Saved entries
......

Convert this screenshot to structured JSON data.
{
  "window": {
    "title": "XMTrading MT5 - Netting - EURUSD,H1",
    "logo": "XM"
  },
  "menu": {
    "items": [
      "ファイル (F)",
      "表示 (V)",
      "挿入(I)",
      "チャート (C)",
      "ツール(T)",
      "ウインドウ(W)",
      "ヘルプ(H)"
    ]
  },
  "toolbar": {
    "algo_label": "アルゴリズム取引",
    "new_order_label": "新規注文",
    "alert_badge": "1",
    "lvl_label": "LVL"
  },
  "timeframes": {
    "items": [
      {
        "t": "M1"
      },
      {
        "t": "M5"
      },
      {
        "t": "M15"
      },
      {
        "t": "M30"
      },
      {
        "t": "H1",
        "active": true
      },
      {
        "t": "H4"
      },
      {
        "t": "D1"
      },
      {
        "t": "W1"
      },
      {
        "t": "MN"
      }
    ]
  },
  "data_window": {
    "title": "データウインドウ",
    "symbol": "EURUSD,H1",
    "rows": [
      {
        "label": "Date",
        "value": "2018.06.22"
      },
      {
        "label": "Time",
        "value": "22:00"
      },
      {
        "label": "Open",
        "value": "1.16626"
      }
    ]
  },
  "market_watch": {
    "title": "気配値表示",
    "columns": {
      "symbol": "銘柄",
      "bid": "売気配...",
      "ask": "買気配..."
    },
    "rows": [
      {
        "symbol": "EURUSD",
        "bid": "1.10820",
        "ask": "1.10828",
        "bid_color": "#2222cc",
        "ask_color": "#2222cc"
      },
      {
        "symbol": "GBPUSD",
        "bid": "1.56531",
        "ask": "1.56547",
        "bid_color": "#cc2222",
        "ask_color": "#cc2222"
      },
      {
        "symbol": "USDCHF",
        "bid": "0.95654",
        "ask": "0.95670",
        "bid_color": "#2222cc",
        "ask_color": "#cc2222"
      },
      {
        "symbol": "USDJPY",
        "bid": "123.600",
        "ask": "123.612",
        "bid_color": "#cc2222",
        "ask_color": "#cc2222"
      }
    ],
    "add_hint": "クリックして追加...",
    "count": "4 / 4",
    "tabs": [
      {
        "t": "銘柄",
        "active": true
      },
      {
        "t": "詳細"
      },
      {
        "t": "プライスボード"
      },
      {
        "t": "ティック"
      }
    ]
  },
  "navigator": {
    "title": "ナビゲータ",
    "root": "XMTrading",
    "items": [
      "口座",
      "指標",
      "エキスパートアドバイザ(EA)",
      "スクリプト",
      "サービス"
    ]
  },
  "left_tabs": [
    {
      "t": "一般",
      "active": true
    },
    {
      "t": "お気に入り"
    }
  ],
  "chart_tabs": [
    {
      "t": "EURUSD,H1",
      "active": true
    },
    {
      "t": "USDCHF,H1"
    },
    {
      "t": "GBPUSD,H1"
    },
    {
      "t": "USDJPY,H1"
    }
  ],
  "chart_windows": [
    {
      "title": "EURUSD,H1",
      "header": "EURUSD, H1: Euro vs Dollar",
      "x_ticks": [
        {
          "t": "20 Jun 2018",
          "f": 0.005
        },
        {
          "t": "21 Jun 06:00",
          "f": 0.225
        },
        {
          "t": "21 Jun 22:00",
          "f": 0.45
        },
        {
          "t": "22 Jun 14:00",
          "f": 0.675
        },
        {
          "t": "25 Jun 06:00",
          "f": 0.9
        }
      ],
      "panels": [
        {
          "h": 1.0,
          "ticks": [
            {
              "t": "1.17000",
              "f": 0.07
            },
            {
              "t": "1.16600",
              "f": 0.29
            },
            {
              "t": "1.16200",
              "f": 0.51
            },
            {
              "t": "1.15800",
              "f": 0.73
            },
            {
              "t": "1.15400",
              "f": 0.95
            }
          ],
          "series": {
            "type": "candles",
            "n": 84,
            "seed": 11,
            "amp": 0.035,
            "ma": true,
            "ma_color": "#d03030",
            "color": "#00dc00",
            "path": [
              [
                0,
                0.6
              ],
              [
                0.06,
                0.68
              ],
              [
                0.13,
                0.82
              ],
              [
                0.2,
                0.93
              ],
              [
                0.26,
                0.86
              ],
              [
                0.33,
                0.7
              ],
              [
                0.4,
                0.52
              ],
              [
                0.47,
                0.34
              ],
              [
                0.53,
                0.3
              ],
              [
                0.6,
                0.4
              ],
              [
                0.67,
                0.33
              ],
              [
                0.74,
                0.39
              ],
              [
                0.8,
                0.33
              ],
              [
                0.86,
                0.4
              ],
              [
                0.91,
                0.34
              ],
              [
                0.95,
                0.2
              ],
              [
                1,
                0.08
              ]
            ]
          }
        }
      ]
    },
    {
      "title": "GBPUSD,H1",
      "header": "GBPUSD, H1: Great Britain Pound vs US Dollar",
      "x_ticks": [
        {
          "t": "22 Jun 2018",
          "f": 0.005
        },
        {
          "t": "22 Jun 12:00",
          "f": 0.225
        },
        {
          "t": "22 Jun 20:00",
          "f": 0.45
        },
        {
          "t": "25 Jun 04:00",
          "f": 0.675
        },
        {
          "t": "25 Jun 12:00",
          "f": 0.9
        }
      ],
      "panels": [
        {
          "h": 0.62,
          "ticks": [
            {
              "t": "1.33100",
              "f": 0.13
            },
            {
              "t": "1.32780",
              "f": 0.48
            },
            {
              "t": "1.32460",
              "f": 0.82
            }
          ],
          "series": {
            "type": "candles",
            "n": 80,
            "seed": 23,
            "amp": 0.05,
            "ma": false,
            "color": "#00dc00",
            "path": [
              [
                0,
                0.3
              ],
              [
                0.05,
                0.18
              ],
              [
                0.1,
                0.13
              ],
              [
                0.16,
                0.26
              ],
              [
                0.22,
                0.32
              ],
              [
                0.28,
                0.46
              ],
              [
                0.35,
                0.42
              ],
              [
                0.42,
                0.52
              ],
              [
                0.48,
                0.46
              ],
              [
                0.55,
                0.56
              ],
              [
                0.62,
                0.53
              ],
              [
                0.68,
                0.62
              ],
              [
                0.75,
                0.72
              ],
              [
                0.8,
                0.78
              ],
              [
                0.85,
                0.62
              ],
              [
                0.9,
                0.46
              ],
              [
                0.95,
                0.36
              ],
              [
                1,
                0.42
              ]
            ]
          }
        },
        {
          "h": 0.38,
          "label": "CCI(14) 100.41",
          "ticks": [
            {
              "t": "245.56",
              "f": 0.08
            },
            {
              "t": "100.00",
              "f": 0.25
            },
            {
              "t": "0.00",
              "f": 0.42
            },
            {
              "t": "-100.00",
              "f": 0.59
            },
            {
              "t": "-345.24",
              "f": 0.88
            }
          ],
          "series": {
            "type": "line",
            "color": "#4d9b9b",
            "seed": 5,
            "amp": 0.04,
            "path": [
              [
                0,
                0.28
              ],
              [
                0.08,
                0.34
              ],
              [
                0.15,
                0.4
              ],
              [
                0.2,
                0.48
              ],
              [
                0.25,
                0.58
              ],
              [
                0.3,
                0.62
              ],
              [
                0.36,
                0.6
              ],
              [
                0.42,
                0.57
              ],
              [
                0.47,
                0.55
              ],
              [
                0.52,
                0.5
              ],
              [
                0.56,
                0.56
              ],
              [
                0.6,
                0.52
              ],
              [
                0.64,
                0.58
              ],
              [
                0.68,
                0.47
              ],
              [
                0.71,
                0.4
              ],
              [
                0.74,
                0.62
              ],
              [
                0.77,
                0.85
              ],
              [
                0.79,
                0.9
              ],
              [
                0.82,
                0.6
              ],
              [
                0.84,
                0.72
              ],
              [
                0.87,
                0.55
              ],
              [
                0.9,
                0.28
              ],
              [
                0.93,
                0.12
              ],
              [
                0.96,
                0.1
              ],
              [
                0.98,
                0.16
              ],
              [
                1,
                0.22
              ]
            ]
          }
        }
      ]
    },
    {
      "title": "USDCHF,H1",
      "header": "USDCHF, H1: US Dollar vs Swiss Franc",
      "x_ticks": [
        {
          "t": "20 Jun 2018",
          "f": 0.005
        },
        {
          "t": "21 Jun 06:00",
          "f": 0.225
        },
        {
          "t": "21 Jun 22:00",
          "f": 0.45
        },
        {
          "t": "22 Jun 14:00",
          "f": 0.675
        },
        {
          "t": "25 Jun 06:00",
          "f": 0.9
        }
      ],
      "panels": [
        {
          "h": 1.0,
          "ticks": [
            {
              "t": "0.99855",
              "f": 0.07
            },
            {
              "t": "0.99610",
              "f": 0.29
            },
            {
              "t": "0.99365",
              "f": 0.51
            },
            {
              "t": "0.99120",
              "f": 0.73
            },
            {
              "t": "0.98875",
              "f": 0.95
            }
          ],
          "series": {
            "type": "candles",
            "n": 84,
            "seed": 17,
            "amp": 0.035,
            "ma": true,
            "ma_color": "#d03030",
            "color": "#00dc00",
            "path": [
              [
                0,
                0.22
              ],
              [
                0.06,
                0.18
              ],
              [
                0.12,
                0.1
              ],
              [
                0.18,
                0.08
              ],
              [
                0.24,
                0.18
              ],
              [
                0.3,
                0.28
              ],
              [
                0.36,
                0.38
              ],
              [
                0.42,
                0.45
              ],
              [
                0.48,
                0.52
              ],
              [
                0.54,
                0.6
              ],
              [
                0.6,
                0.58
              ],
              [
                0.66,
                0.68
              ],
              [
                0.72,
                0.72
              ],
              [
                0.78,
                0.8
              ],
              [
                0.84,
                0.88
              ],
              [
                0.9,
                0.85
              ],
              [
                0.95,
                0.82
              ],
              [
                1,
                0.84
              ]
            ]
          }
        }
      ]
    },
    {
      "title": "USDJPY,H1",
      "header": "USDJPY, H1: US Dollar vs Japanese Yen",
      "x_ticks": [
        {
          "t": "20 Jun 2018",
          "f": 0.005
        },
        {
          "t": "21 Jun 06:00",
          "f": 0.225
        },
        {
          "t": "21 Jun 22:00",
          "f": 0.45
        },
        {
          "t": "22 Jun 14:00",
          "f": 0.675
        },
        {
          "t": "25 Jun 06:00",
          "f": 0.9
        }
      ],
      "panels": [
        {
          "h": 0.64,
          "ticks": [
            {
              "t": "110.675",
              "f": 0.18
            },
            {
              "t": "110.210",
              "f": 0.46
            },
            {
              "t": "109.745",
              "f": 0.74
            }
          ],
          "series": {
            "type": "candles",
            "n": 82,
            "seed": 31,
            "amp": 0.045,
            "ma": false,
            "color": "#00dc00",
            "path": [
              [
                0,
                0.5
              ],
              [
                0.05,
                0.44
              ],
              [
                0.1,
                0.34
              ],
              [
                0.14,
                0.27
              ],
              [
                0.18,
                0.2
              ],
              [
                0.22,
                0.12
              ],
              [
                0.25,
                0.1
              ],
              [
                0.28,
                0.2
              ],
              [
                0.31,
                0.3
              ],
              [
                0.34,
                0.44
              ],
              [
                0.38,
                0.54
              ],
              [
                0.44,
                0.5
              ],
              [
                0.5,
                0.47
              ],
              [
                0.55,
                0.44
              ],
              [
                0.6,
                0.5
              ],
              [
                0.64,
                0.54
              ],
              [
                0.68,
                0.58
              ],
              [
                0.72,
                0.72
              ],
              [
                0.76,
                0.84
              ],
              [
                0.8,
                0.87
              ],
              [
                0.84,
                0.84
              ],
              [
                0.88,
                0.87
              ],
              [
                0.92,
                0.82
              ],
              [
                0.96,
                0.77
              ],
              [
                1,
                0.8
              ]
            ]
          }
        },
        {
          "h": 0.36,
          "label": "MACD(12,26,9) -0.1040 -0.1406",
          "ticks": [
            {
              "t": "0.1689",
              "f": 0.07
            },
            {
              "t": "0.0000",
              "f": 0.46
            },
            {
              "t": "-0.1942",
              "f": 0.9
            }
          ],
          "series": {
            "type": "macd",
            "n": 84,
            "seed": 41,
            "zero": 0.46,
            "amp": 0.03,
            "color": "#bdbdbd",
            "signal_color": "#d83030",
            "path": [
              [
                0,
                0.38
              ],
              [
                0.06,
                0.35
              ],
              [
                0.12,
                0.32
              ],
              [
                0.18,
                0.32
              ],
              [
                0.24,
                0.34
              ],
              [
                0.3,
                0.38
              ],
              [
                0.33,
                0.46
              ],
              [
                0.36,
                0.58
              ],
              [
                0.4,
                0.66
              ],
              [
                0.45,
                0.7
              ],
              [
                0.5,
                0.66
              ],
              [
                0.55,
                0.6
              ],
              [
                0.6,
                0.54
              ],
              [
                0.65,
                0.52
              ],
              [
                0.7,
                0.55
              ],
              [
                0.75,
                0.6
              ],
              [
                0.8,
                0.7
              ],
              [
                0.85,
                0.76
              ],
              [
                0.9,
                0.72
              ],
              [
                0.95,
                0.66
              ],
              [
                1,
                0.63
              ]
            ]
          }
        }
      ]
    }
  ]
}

......

Task directions.
Search the lines above for the string "symbol", then show every one that has it.

Correct result.
    "symbol": "EURUSD,H1",
      "symbol": "銘柄",
        "symbol": "EURUSD",
        "symbol": "GBPUSD",
        "symbol": "USDCHF",
        "symbol": "USDJPY",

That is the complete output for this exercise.